Problem requirements:
Count the lines containing "septembre". Give the number alone.

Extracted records
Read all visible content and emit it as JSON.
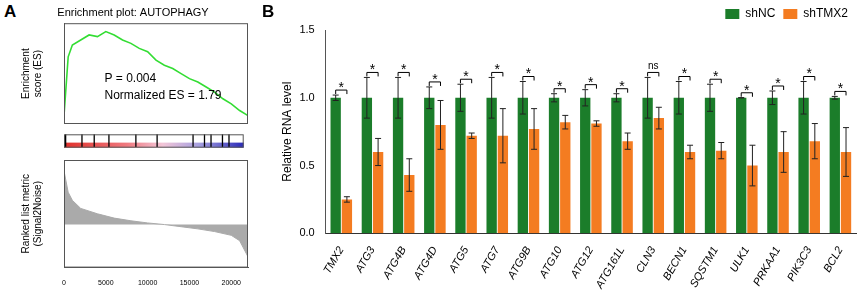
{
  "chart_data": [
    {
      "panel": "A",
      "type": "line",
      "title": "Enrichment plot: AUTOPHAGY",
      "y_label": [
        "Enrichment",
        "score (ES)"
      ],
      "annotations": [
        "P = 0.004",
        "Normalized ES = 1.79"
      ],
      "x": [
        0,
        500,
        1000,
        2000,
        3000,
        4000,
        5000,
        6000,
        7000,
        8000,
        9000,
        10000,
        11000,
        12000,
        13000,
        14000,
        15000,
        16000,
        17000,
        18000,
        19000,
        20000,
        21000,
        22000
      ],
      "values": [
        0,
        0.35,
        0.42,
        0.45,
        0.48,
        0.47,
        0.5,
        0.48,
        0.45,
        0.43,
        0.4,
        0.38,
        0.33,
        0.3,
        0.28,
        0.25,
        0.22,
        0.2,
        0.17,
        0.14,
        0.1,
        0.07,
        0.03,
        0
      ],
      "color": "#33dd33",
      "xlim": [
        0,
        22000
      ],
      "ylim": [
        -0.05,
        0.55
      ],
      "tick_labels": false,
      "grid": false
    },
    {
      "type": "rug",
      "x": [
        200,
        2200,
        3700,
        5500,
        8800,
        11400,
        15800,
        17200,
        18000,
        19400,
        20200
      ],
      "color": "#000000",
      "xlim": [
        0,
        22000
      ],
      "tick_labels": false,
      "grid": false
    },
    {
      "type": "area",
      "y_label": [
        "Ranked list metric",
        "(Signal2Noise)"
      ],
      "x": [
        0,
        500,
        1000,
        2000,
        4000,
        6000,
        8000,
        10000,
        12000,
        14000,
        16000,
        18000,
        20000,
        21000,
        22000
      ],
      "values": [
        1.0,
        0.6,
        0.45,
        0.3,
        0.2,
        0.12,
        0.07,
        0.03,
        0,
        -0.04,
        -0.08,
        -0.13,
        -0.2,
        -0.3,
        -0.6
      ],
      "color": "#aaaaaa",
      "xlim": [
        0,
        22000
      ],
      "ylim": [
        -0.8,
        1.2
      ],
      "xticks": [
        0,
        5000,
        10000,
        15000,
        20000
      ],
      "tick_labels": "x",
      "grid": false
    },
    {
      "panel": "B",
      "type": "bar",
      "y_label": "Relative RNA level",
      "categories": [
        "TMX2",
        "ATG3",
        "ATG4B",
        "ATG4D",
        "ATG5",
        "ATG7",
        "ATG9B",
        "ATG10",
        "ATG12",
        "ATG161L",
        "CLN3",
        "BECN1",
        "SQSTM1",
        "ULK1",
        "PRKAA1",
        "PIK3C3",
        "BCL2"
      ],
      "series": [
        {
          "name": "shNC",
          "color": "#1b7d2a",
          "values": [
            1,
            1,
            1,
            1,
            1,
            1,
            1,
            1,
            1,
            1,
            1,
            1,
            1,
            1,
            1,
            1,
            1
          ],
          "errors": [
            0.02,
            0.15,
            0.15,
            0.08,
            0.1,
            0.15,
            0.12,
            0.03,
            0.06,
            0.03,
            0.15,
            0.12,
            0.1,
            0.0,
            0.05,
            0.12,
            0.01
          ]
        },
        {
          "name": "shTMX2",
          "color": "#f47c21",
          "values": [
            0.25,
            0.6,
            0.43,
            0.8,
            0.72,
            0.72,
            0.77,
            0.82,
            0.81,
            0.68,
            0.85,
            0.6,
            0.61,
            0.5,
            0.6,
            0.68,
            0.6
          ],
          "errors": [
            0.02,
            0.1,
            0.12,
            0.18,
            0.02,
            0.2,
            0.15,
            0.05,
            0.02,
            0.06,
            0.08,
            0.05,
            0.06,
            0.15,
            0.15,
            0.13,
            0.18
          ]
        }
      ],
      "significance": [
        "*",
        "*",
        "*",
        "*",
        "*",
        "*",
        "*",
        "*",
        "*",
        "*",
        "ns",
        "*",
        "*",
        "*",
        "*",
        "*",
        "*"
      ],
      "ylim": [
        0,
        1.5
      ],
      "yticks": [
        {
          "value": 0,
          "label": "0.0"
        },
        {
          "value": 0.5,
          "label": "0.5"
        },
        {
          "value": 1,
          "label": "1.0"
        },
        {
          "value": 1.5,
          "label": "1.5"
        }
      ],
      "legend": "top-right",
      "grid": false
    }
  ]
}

==

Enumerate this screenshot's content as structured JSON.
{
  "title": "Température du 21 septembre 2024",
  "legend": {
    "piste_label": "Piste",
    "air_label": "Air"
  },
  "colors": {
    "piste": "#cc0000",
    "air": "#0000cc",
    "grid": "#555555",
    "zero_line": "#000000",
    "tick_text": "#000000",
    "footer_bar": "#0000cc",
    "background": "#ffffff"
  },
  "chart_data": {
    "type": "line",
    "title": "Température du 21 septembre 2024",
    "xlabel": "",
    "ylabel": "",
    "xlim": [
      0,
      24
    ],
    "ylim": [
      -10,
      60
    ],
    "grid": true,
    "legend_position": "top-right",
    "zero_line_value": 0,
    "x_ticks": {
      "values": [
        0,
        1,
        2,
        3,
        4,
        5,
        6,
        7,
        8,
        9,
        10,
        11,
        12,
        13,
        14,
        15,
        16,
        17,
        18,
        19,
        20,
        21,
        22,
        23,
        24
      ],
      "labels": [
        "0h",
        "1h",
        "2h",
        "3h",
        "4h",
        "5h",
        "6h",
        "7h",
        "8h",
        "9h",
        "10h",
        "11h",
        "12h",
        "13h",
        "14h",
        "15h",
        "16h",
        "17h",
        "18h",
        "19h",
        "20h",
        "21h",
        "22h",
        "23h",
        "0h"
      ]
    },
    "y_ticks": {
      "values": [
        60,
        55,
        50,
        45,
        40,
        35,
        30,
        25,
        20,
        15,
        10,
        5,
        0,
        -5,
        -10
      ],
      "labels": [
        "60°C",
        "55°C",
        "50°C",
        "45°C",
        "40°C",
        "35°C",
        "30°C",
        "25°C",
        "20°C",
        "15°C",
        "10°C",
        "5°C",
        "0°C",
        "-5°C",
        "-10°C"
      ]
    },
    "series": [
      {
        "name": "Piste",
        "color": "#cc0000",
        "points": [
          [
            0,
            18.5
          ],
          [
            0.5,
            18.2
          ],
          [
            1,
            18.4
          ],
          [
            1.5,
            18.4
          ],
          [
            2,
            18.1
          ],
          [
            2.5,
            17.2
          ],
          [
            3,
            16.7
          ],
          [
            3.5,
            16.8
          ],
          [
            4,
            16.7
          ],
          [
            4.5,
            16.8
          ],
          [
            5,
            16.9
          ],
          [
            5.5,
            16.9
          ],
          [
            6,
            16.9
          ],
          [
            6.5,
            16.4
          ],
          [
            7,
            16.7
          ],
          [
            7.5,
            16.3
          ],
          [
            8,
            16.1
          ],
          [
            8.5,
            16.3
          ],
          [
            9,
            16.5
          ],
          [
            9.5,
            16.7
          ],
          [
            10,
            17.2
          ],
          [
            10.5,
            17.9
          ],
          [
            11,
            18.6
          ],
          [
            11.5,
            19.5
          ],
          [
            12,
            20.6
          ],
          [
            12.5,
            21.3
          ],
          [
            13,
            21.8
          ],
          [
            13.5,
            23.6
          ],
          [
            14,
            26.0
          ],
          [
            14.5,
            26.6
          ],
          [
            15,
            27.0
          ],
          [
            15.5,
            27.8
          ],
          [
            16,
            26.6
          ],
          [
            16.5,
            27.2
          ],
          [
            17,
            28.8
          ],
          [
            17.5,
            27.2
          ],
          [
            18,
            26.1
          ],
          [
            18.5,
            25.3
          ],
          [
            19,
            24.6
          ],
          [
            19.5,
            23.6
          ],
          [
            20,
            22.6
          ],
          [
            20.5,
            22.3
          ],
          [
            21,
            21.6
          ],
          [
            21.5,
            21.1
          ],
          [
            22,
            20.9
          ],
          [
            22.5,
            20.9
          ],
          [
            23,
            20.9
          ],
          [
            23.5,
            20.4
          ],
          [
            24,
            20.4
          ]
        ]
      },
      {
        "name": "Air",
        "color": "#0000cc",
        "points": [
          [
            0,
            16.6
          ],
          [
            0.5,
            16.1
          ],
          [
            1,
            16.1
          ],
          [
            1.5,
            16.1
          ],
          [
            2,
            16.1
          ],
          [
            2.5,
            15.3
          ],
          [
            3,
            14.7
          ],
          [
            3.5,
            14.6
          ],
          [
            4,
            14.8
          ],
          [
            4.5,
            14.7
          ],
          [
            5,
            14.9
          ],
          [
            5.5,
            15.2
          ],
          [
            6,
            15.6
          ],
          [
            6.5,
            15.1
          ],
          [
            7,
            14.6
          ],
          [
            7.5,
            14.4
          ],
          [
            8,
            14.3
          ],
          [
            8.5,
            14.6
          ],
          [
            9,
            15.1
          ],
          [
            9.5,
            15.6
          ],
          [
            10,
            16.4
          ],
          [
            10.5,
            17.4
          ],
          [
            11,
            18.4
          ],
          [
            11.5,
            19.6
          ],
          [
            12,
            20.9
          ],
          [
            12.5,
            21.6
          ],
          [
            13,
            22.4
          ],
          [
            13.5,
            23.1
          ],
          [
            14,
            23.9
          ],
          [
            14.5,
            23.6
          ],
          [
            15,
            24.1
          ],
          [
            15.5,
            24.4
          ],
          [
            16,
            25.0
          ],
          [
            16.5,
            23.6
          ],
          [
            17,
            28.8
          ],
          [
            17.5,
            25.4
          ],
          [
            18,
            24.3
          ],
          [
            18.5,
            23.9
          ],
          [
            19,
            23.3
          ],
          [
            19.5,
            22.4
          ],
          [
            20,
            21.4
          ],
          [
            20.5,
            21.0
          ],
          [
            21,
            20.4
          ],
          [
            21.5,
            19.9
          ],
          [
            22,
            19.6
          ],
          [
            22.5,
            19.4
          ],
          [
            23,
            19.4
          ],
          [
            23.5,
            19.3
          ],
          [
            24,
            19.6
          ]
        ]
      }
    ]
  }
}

Response for this exercise:
2